** Begin SUPPLIED RECORDS **

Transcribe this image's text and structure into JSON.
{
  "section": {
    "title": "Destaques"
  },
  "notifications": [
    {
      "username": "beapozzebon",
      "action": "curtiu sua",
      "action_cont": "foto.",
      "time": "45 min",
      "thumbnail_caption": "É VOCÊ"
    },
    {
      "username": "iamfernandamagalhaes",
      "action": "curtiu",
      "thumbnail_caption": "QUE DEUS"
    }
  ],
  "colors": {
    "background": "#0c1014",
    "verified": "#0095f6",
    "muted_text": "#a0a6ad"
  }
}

** End SUPPLIED RECORDS **

#### [TASK INSTRUCTIONS]
Return the material in full, exactly as shown.

#### [FINISHED EXERCISE]
Transcribe this image's text and structure into JSON.
{
  "section": {
    "title": "Destaques"
  },
  "notifications": [
    {
      "username": "beapozzebon",
      "action": "curtiu sua",
      "action_cont": "foto.",
      "time": "45 min",
      "thumbnail_caption": "É VOCÊ"
    },
    {
      "username": "iamfernandamagalhaes",
      "action": "curtiu",
      "thumbnail_caption": "QUE DEUS"
    }
  ],
  "colors": {
    "background": "#0c1014",
    "verified": "#0095f6",
    "muted_text": "#a0a6ad"
  }
}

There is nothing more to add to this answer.